Task directions. Return each line containing the string "screenshot".

Available records.
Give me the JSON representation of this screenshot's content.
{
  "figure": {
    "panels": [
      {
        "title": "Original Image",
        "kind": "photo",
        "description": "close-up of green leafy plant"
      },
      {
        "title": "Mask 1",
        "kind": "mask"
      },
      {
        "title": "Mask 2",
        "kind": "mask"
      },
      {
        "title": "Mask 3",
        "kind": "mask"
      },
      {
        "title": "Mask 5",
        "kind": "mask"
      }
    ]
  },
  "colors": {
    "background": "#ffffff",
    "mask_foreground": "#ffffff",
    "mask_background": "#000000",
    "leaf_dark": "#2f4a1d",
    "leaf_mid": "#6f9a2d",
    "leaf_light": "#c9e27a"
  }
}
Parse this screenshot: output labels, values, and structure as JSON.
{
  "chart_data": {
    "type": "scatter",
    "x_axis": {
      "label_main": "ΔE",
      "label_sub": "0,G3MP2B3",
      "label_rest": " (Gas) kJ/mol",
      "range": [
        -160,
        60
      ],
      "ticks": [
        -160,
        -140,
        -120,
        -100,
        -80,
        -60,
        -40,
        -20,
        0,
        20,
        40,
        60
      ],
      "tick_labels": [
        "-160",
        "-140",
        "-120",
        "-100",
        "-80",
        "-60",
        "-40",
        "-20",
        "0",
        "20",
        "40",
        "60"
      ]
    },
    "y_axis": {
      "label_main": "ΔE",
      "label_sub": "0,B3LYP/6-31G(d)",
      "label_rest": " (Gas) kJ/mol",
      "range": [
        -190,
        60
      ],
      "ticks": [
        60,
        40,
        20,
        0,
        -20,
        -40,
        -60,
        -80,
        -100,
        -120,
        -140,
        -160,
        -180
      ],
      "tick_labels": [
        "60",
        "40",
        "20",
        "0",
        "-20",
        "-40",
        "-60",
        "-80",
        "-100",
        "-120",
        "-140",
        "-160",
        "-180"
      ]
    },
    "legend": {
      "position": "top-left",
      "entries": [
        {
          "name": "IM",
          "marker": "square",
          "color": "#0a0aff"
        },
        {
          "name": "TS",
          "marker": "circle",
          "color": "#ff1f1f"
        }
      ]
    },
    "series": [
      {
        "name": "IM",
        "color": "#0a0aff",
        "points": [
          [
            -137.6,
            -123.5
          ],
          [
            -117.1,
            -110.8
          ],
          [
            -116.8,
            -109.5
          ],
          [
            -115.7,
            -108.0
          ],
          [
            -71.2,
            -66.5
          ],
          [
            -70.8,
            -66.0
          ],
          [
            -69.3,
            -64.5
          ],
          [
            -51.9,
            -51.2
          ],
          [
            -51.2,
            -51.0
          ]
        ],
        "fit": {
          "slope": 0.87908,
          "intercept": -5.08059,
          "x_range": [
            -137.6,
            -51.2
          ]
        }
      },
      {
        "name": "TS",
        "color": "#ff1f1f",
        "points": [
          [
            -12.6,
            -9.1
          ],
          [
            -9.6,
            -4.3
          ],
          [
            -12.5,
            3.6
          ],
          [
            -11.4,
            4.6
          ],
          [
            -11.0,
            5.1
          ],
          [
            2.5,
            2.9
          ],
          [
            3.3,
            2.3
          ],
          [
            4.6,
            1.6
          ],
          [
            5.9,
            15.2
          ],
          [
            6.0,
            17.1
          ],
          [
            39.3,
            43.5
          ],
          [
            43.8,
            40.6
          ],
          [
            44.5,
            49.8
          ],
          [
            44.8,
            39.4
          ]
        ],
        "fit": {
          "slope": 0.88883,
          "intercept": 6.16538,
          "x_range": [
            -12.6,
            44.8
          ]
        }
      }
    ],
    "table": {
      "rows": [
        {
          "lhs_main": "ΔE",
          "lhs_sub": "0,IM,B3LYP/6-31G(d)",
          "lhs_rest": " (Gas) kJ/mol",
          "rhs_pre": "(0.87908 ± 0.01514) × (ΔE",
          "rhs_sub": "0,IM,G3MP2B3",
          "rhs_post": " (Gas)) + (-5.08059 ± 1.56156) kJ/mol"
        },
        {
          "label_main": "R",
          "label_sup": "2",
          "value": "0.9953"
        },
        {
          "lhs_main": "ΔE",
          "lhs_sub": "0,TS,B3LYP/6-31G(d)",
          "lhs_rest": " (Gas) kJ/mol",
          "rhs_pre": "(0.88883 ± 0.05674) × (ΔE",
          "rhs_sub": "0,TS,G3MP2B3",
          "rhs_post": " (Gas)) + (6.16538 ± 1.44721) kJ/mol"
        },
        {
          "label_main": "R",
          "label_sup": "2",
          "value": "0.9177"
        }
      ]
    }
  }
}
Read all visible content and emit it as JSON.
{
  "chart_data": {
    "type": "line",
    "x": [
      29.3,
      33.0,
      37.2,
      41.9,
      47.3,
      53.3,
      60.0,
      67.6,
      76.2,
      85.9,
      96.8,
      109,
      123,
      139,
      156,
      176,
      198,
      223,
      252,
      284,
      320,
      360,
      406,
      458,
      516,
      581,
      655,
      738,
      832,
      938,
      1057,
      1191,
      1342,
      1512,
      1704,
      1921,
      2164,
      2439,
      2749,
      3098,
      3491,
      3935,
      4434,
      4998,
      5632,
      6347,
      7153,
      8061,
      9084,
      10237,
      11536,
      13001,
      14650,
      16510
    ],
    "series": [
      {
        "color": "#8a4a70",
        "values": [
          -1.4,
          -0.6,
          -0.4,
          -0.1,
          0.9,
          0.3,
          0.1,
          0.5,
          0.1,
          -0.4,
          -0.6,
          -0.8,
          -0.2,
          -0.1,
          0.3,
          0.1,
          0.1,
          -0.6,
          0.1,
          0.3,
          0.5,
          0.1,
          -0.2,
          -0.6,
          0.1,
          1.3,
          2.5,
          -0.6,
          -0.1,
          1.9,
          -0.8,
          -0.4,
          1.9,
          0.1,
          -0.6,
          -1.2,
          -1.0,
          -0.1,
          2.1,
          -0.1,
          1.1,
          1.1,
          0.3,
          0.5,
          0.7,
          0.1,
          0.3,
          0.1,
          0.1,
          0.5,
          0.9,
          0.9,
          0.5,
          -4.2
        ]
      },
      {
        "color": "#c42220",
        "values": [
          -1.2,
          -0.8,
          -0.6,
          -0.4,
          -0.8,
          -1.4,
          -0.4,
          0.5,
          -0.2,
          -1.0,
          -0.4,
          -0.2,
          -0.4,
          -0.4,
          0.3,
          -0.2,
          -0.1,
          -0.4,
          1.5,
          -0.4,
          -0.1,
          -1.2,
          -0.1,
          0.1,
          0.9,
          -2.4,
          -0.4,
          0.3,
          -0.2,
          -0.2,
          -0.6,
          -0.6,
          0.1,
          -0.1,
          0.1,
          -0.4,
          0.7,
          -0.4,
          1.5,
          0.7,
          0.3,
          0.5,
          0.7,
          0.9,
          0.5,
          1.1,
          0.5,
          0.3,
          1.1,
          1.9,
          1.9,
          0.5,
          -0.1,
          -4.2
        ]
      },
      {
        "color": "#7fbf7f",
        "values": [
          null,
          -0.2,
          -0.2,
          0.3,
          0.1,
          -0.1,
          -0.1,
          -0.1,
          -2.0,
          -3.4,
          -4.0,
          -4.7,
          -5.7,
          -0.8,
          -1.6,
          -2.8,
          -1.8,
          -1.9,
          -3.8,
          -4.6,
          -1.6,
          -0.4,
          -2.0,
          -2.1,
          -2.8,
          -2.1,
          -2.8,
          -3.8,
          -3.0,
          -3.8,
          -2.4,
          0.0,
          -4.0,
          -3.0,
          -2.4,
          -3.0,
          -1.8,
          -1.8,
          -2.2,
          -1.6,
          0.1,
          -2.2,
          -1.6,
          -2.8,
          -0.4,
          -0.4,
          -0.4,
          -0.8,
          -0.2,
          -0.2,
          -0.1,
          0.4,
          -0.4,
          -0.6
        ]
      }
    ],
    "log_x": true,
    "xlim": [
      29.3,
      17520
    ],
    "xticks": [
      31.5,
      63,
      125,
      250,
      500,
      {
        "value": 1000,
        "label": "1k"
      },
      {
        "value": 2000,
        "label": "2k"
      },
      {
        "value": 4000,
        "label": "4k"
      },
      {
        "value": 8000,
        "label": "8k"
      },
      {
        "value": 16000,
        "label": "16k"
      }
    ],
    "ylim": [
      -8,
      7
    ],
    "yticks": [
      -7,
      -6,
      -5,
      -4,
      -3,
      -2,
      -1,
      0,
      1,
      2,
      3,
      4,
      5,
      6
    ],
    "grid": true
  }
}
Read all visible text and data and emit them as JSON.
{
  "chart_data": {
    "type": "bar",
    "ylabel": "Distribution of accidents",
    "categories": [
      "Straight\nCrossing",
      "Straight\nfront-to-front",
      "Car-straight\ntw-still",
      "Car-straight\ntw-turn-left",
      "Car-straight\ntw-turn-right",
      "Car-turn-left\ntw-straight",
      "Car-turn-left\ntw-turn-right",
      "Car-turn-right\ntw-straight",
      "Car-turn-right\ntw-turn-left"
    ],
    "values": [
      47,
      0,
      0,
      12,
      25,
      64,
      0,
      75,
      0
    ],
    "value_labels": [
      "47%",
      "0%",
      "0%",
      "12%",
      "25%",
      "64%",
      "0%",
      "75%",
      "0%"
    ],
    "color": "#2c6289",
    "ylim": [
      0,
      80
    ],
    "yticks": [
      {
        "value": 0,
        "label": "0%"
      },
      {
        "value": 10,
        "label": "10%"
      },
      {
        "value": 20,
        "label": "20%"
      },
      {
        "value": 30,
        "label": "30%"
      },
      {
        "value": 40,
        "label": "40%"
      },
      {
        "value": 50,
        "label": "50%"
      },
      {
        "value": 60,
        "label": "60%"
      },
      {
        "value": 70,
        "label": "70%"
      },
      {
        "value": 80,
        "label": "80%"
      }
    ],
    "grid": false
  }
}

Reply to the task.
Give me the JSON representation of this screenshot's content.
Parse this screenshot: output labels, values, and structure as JSON.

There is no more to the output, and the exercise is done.